- _Exercise 1_: Summarize the movie review below in two sentences.

- _Supplied text_:
## BEGIN
I absolutely hated this movie. You'd
think that a movie with a name this ludicrous would at least be good
enough to make up for it, but The Chumscrubber is one of the worst movies
I've seen in a long time. The over the top tale about kids abusing
prescription drugs could have been a gritty hard hitting flick, but it
plays out like corny never-aired ABC After School Special.
Jamie Bell plays Dean Stiffle, an
emotionally disconnected boy who discovers his best friend hanging by the
neck and doesn't tell anyone about it. His father ends up giving him
drugs to deal with his depression. Some laughably skinny bullies
from his high school want him to get some pills out of his dead friend's
room, so they kidnap his brother to force him into complying, but it's
really not his brother because they grab the wrong kid, and lots of people
play a videogame called The Chumscrubber that has a guy who carries his
head around, and somehow that's supposed to be ironic or symbolize
something that I'm apparently too dumb to connect together.
The cast is outstanding with Glen Close,
Rita Wilson, Ralph Fiennes, Allison Janney, Carrie-Ann Moss, and John
Heard, but never has such a brilliant bunch of actors been wasted on such
garbage. The film's writer and director, Arie Posin, tries to hammer
home the fact that drugs are bad by giving every single character a crazy
addiction or affliction, making the film a giant freakshow of miserable
people. Of course there's nothing intriguing or meaningful about
anything they say or do. The whole thing plays like some preachy
film project from a mother who's kid died from an overdose.
## END
- _Exercise 2_: Revise the part of the listing starting with the line that contains "122, 266, 129]" and going on through the line that contains "329, 196, 336]". Replace "Jonesville" with "Janesville" there, and leave everything else unchanged.

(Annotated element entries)
## BEGIN
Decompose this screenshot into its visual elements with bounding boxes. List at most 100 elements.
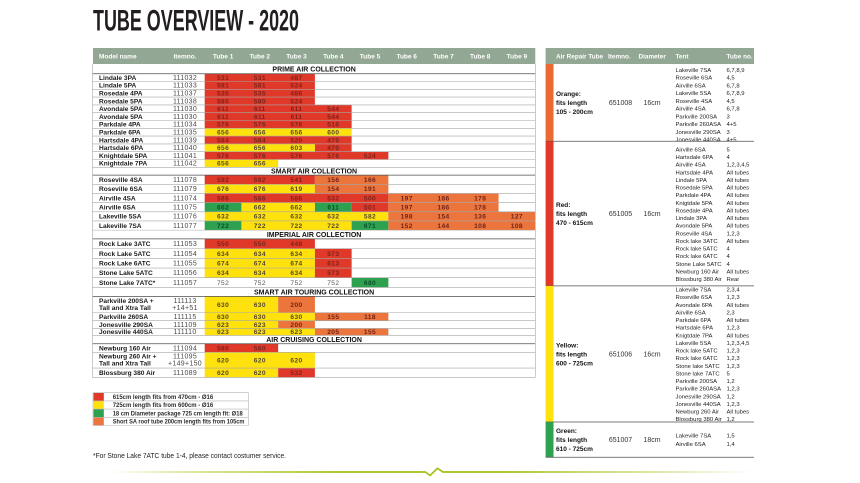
svg-text:576: 576	[254, 122, 266, 129]
svg-text:Tube 4: Tube 4	[323, 53, 344, 60]
svg-text:111053: 111053	[173, 241, 197, 248]
svg-text:586: 586	[254, 195, 266, 202]
svg-text:Jonesville 290SA: Jonesville 290SA	[99, 322, 153, 329]
svg-text:186: 186	[437, 205, 449, 212]
svg-text:4,5: 4,5	[727, 99, 736, 105]
svg-text:619: 619	[290, 186, 302, 193]
svg-text:535: 535	[217, 91, 229, 98]
svg-text:671: 671	[364, 223, 376, 230]
svg-text:111110: 111110	[173, 329, 196, 336]
svg-text:Rock lake 6ATC: Rock lake 6ATC	[676, 254, 719, 260]
svg-text:651008: 651008	[609, 100, 632, 107]
svg-text:Newburg 160 Air: Newburg 160 Air	[99, 345, 151, 352]
svg-text:1,2,3: 1,2,3	[727, 356, 741, 362]
svg-text:Knightdale 7PA: Knightdale 7PA	[99, 161, 147, 168]
svg-text:Red:: Red:	[556, 202, 570, 209]
svg-text:Lakeville 5SA: Lakeville 5SA	[676, 91, 712, 97]
svg-text:524: 524	[290, 83, 302, 90]
svg-text:470 - 615cm: 470 - 615cm	[556, 220, 593, 227]
svg-text:656: 656	[254, 145, 266, 152]
svg-text:108: 108	[474, 223, 486, 230]
svg-text:111037: 111037	[173, 91, 197, 98]
svg-text:111035: 111035	[173, 130, 197, 137]
svg-text:Air Repair Tube: Air Repair Tube	[556, 53, 604, 60]
svg-text:592: 592	[217, 177, 229, 184]
svg-text:752: 752	[290, 280, 302, 287]
svg-text:524: 524	[290, 98, 302, 105]
svg-text:154: 154	[437, 214, 449, 221]
svg-text:532: 532	[290, 370, 302, 377]
svg-text:Stone lake 7ATC: Stone lake 7ATC	[676, 371, 721, 377]
svg-text:198: 198	[401, 214, 413, 221]
svg-text:All tubes: All tubes	[727, 170, 750, 176]
svg-text:Roseville 4SA: Roseville 4SA	[676, 99, 713, 105]
svg-text:Roseville 4SA: Roseville 4SA	[99, 177, 143, 184]
svg-text:111113: 111113	[173, 298, 196, 305]
svg-text:610 - 725cm: 610 - 725cm	[556, 446, 593, 453]
svg-text:Parkville 260ASA: Parkville 260ASA	[676, 122, 722, 128]
svg-text:111055: 111055	[173, 260, 197, 267]
svg-text:576: 576	[290, 122, 302, 129]
svg-text:All tubes: All tubes	[727, 239, 750, 245]
svg-text:634: 634	[217, 270, 229, 277]
svg-text:All tubes: All tubes	[727, 333, 750, 339]
svg-text:Knigtdale 7PA: Knigtdale 7PA	[676, 333, 713, 339]
svg-text:Hartsdale 6PA: Hartsdale 6PA	[676, 326, 714, 332]
svg-text:722: 722	[327, 223, 339, 230]
svg-text:1,2,3: 1,2,3	[727, 387, 741, 393]
svg-text:520: 520	[290, 137, 302, 144]
svg-text:154: 154	[327, 186, 339, 193]
svg-text:600: 600	[327, 130, 339, 137]
svg-text:Parkville 200SA: Parkville 200SA	[676, 379, 718, 385]
svg-text:16cm: 16cm	[643, 211, 660, 218]
svg-text:1,2,3,4,5: 1,2,3,4,5	[727, 163, 751, 169]
svg-text:Airville 6SA: Airville 6SA	[676, 442, 706, 448]
svg-text:Tube 2: Tube 2	[250, 53, 271, 60]
svg-text:620: 620	[217, 370, 229, 377]
svg-text:576: 576	[327, 153, 339, 160]
svg-text:535: 535	[254, 91, 266, 98]
svg-text:576: 576	[290, 153, 302, 160]
svg-text:Airville 6SA: Airville 6SA	[676, 83, 706, 89]
svg-text:IMPERIAL AIR COLLECTION: IMPERIAL AIR COLLECTION	[267, 232, 362, 239]
svg-text:Lindale 3PA: Lindale 3PA	[99, 75, 136, 82]
svg-text:1,2: 1,2	[727, 379, 735, 385]
svg-text:Rear: Rear	[727, 277, 740, 283]
svg-text:111115: 111115	[173, 314, 196, 321]
svg-text:Blossburg 380 Air: Blossburg 380 Air	[676, 277, 722, 283]
svg-text:155: 155	[364, 329, 376, 336]
svg-text:6,7,8,9: 6,7,8,9	[727, 68, 745, 74]
svg-text:Blossburg 380 Air: Blossburg 380 Air	[99, 370, 156, 377]
svg-text:Lakeville 7SA: Lakeville 7SA	[676, 68, 712, 74]
svg-text:2,3: 2,3	[727, 310, 736, 316]
svg-text:Short SA roof tube 200cm lengt: Short SA roof tube 200cm length fits fro…	[113, 419, 245, 426]
svg-text:4+5: 4+5	[727, 122, 738, 128]
svg-text:470: 470	[327, 137, 339, 144]
svg-text:611: 611	[291, 106, 303, 113]
svg-text:581: 581	[254, 83, 266, 90]
svg-text:Rock lake 6ATC: Rock lake 6ATC	[676, 356, 719, 362]
svg-text:501: 501	[364, 205, 376, 212]
svg-text:448: 448	[290, 241, 302, 248]
svg-text:611: 611	[254, 114, 266, 121]
svg-text:TUBE OVERVIEW - 2020: TUBE OVERVIEW - 2020	[93, 5, 299, 37]
svg-text:127: 127	[511, 214, 523, 221]
svg-text:Rosedale 4PA: Rosedale 4PA	[99, 91, 143, 98]
svg-text:AIR CRUISING COLLECTION: AIR CRUISING COLLECTION	[266, 337, 362, 344]
svg-text:630: 630	[217, 314, 229, 321]
svg-text:111034: 111034	[173, 122, 197, 129]
svg-text:144: 144	[437, 223, 449, 230]
svg-text:2,3,4: 2,3,4	[727, 288, 741, 294]
svg-text:584: 584	[217, 137, 229, 144]
svg-text:6,7,8: 6,7,8	[727, 107, 741, 113]
svg-text:1,2: 1,2	[727, 394, 735, 400]
svg-text:Tube 6: Tube 6	[396, 53, 417, 60]
svg-text:+149+150: +149+150	[168, 361, 202, 368]
svg-text:634: 634	[290, 251, 302, 258]
svg-text:623: 623	[254, 322, 266, 329]
svg-text:632: 632	[290, 214, 302, 221]
svg-text:722: 722	[290, 223, 302, 230]
svg-text:Tube 3: Tube 3	[286, 53, 307, 60]
svg-text:722: 722	[254, 223, 266, 230]
svg-text:584: 584	[254, 137, 266, 144]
## END
- _Problem solution 1_: The reviewer hated The Chumscrubber, calling it one of the worst movies seen in a long time and saying its over-the-top tale about kids abusing prescription drugs plays out like a corny never-aired ABC After School Special. Although the cast is outstanding, the reviewer considers the actors wasted, because writer and director Arie Posin gives every character an addiction or affliction and nothing the characters say or do is intriguing or meaningful.

- _Problem solution 2_:
svg-text:576: 576	[254, 122, 266, 129]
svg-text:Tube 4: Tube 4	[323, 53, 344, 60]
svg-text:111053: 111053	[173, 241, 197, 248]
svg-text:586: 586	[254, 195, 266, 202]
svg-text:Janesville 290SA: Janesville 290SA	[99, 322, 153, 329]
svg-text:186: 186	[437, 205, 449, 212]
svg-text:4,5: 4,5	[727, 99, 736, 105]
svg-text:619: 619	[290, 186, 302, 193]
svg-text:535: 535	[217, 91, 229, 98]
svg-text:671: 671	[364, 223, 376, 230]
svg-text:111110: 111110	[173, 329, 196, 336]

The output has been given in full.